Task to complete. Transcribe the material below exactly as it appears.

*** Records for this task

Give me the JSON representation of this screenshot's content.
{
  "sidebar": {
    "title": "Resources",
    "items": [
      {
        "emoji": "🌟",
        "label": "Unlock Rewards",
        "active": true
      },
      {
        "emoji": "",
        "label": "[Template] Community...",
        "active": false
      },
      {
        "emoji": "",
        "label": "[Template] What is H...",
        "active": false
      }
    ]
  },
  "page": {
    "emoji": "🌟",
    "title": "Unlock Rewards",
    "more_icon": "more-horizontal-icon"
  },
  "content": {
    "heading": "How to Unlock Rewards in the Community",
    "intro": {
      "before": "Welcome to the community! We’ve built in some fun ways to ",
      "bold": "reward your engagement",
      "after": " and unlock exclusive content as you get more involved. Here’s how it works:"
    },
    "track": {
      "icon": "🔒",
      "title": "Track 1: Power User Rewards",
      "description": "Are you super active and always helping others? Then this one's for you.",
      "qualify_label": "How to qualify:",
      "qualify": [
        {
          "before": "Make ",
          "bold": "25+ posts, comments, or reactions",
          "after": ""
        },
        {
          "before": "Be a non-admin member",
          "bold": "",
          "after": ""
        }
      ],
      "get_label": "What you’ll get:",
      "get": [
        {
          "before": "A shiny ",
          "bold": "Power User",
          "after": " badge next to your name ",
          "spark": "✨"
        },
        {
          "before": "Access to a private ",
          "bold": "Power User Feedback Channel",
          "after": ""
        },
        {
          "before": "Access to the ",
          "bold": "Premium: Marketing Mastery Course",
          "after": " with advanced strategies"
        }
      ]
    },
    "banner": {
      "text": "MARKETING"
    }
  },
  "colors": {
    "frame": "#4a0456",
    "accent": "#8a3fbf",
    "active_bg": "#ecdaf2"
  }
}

******

Task result.
Give me the JSON representation of this screenshot's content.
{
  "sidebar": {
    "title": "Resources",
    "items": [
      {
        "emoji": "🌟",
        "label": "Unlock Rewards",
        "active": true
      },
      {
        "emoji": "",
        "label": "[Template] Community...",
        "active": false
      },
      {
        "emoji": "",
        "label": "[Template] What is H...",
        "active": false
      }
    ]
  },
  "page": {
    "emoji": "🌟",
    "title": "Unlock Rewards",
    "more_icon": "more-horizontal-icon"
  },
  "content": {
    "heading": "How to Unlock Rewards in the Community",
    "intro": {
      "before": "Welcome to the community! We’ve built in some fun ways to ",
      "bold": "reward your engagement",
      "after": " and unlock exclusive content as you get more involved. Here’s how it works:"
    },
    "track": {
      "icon": "🔒",
      "title": "Track 1: Power User Rewards",
      "description": "Are you super active and always helping others? Then this one's for you.",
      "qualify_label": "How to qualify:",
      "qualify": [
        {
          "before": "Make ",
          "bold": "25+ posts, comments, or reactions",
          "after": ""
        },
        {
          "before": "Be a non-admin member",
          "bold": "",
          "after": ""
        }
      ],
      "get_label": "What you’ll get:",
      "get": [
        {
          "before": "A shiny ",
          "bold": "Power User",
          "after": " badge next to your name ",
          "spark": "✨"
        },
        {
          "before": "Access to a private ",
          "bold": "Power User Feedback Channel",
          "after": ""
        },
        {
          "before": "Access to the ",
          "bold": "Premium: Marketing Mastery Course",
          "after": " with advanced strategies"
        }
      ]
    },
    "banner": {
      "text": "MARKETING"
    }
  },
  "colors": {
    "frame": "#4a0456",
    "accent": "#8a3fbf",
    "active_bg": "#ecdaf2"
  }
}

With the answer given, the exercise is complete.